> **EXERCISE BRIEF**
Extract each line bearing the word "from".

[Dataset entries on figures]
····················

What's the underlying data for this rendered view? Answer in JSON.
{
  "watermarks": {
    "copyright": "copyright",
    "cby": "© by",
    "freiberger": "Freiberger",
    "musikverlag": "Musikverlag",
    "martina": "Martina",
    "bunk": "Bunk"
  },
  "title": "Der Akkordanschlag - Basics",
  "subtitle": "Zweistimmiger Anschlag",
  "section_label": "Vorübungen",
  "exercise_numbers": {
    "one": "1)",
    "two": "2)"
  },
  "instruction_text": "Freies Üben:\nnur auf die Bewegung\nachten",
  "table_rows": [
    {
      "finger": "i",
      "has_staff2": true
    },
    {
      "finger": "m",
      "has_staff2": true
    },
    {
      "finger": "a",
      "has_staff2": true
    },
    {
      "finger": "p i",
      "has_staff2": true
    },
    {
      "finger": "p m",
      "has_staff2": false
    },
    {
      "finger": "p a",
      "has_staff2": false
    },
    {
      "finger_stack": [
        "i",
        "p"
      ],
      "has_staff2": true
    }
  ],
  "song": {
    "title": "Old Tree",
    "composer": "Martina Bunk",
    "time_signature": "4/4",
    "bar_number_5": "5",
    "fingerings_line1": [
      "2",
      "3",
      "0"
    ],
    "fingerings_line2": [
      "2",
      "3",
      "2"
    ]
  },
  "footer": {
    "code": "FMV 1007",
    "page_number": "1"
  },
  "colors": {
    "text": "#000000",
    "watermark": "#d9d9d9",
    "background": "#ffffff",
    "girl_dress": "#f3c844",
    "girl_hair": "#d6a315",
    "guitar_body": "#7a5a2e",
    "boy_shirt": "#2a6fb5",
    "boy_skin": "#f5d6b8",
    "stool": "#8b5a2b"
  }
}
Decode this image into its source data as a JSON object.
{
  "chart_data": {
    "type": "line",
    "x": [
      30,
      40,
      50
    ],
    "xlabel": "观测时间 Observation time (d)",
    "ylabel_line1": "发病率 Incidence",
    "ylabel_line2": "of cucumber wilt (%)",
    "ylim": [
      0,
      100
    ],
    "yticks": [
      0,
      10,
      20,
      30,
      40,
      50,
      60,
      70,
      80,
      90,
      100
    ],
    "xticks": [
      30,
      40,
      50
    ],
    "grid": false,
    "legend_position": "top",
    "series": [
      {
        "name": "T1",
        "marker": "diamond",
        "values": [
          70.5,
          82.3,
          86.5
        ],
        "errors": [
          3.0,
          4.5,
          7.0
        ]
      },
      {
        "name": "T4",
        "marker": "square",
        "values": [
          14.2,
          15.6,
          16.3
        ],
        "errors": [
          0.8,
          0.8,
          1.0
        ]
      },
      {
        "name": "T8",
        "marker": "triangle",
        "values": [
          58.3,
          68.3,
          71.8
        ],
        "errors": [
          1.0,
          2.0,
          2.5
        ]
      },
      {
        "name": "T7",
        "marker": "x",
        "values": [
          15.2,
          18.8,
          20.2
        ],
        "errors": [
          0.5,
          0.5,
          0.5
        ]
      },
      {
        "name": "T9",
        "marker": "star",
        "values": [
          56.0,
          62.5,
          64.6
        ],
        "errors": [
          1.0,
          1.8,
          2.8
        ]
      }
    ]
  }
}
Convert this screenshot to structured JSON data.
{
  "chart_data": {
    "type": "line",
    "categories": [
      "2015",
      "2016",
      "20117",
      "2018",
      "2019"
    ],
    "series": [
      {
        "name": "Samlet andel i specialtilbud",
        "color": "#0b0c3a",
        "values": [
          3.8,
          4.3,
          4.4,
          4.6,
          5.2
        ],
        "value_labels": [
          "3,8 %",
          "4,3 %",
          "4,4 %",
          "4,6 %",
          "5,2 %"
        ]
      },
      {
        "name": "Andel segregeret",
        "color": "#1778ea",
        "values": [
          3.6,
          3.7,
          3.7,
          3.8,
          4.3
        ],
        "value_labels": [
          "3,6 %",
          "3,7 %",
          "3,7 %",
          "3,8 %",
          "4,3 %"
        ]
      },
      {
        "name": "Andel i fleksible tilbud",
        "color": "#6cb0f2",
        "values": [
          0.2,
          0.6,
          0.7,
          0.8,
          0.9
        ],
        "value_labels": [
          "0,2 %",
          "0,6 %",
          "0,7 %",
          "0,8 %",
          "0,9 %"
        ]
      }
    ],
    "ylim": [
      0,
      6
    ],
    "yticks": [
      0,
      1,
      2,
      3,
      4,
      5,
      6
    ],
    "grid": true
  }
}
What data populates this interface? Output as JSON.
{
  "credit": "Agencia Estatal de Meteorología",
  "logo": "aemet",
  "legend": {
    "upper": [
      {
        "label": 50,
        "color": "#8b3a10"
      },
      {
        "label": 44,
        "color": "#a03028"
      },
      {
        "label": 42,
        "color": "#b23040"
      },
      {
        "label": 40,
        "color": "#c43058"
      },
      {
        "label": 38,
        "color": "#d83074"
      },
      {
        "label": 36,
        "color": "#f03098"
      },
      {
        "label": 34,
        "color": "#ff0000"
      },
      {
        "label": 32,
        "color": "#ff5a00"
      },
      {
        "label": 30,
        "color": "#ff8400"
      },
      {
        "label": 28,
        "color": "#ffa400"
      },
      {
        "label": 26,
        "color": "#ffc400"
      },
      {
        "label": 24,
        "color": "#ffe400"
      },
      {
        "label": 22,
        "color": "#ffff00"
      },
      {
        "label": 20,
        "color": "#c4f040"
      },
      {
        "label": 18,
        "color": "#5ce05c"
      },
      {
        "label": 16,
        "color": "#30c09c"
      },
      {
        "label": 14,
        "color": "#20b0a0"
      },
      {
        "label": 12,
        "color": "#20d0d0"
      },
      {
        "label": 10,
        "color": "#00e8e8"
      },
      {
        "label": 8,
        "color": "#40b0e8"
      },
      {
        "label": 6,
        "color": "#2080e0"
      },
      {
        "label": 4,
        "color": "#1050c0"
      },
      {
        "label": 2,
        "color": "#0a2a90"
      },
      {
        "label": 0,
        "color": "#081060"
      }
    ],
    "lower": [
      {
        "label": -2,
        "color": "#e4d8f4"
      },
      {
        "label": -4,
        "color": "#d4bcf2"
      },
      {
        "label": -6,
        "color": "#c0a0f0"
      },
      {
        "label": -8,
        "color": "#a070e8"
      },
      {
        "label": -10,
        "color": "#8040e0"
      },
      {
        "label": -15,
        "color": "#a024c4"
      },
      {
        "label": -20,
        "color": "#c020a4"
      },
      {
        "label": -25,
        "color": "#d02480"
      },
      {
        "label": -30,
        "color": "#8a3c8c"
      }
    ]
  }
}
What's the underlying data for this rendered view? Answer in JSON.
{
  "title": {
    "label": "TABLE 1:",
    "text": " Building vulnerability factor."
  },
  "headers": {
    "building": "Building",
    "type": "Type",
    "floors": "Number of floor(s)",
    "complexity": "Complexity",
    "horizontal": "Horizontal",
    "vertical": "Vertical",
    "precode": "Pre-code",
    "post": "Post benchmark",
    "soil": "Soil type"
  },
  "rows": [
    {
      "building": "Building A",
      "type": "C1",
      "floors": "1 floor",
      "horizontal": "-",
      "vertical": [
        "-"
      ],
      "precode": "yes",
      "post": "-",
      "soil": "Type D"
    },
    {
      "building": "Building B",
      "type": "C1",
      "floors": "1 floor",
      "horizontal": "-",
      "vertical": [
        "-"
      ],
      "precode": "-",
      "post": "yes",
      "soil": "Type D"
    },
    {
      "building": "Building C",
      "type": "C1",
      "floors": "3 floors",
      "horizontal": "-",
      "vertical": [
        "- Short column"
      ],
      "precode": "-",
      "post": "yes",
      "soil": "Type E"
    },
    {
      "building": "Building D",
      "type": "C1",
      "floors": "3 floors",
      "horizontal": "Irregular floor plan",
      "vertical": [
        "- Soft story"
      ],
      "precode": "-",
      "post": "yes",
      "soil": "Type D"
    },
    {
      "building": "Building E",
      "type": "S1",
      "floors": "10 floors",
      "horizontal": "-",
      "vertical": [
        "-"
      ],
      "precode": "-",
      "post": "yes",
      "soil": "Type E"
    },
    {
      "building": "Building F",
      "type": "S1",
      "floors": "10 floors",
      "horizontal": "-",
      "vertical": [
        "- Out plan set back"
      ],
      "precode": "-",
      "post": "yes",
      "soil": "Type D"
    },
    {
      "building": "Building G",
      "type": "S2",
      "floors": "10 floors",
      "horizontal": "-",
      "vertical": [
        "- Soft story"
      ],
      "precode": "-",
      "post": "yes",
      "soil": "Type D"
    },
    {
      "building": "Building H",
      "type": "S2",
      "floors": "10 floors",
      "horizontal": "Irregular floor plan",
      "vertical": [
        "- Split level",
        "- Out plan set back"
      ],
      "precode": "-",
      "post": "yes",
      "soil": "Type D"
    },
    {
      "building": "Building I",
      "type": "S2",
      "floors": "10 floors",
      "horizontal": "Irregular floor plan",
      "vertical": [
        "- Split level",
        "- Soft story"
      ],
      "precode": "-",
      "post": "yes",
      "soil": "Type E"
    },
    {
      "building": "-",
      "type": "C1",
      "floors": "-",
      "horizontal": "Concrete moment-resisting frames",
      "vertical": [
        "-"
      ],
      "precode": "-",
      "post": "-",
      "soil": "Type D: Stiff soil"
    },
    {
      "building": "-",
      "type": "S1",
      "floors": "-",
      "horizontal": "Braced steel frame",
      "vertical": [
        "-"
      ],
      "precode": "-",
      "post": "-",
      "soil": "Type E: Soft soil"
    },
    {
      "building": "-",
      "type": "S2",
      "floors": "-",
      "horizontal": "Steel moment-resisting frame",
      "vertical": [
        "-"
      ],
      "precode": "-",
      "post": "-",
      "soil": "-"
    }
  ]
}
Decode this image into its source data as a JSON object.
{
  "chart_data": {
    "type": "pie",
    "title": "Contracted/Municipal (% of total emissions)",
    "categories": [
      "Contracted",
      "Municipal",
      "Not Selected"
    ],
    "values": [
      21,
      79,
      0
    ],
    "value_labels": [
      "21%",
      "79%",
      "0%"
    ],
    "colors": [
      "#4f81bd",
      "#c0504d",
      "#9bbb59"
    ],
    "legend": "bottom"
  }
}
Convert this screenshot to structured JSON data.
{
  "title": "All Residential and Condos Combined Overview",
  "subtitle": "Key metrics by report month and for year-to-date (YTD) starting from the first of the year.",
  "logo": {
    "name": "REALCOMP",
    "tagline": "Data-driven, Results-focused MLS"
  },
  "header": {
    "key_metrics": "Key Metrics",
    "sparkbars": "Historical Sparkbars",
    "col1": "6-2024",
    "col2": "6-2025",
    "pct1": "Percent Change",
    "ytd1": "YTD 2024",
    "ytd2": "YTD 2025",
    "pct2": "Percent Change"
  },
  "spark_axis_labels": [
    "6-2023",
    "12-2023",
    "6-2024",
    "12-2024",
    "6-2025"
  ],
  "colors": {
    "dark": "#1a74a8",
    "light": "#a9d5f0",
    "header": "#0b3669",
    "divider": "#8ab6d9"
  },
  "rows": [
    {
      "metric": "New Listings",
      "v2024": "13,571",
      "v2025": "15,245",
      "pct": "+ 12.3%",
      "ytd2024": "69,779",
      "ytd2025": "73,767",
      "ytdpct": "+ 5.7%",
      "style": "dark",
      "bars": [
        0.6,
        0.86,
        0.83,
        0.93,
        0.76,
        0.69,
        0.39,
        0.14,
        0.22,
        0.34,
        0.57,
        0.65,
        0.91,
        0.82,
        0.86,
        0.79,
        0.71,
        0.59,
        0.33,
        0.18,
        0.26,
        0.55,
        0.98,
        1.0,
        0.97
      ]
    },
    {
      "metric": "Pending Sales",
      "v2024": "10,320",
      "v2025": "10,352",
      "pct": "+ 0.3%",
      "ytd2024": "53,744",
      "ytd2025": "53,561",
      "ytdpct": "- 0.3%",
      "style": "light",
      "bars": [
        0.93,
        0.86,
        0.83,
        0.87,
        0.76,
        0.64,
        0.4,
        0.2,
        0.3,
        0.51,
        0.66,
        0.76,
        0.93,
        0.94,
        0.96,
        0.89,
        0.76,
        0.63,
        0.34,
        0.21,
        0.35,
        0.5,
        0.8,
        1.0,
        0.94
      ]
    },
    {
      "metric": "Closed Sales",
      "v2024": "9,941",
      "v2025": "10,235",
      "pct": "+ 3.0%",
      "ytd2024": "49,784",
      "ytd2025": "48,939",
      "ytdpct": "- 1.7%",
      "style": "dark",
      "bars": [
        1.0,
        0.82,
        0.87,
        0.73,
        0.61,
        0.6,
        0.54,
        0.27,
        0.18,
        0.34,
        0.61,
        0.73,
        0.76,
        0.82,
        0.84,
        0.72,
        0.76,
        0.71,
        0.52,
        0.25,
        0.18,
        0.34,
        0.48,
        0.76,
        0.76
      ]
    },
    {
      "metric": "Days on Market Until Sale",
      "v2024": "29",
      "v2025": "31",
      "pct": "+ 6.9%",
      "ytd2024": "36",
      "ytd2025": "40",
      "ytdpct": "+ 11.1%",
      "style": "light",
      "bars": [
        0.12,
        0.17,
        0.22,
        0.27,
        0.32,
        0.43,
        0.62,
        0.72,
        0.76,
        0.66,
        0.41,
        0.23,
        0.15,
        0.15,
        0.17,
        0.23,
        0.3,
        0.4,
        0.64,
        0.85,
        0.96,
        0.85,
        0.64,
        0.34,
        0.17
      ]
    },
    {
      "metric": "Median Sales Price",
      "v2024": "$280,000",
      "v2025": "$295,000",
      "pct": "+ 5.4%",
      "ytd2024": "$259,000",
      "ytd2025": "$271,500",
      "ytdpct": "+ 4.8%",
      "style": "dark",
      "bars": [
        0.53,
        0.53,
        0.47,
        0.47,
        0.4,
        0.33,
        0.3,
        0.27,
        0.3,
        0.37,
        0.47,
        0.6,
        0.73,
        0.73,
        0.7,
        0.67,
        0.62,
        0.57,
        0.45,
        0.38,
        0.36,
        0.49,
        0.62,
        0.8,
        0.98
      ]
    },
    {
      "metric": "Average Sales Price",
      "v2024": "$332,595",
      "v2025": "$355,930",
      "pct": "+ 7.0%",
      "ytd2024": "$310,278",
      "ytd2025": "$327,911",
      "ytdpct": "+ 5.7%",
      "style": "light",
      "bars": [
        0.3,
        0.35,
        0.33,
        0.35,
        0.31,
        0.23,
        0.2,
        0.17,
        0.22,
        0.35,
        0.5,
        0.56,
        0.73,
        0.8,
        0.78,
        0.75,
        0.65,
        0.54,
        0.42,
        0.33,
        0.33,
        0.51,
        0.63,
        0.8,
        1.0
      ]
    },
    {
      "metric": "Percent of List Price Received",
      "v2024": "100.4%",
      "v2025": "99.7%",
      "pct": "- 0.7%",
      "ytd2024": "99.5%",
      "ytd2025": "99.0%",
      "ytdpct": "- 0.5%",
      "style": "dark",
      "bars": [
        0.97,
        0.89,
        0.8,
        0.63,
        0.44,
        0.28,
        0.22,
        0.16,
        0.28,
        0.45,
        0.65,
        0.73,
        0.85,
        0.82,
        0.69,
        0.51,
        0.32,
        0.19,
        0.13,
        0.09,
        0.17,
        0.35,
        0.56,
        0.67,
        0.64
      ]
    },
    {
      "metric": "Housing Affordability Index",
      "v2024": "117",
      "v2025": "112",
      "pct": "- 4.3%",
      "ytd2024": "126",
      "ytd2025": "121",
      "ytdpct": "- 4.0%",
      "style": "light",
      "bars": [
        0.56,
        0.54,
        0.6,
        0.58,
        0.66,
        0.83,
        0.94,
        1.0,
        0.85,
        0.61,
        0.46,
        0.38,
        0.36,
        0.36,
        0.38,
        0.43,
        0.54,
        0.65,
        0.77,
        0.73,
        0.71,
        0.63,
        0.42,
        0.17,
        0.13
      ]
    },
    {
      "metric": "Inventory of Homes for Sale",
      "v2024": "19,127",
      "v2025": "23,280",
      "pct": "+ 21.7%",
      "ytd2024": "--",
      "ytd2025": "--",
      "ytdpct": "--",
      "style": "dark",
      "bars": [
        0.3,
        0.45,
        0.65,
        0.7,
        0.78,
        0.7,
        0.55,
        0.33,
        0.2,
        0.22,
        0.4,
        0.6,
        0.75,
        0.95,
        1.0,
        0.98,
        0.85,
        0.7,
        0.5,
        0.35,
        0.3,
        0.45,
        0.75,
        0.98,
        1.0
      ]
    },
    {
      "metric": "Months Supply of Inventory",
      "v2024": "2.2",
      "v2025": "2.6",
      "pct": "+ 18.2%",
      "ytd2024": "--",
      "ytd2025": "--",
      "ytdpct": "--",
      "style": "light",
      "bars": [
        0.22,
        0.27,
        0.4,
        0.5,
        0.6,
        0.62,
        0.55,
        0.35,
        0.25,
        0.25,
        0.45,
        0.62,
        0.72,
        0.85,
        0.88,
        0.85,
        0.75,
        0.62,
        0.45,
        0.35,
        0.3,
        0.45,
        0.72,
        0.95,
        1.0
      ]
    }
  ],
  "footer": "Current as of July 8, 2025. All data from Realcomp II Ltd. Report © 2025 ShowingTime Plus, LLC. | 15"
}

····················

> **REPLY TO THE TASK**
  "subtitle": "Key metrics by report month and for year-to-date (YTD) starting from the first of the year.",
  "footer": "Current as of July 8, 2025. All data from Realcomp II Ltd. Report © 2025 ShowingTime Plus, LLC. | 15"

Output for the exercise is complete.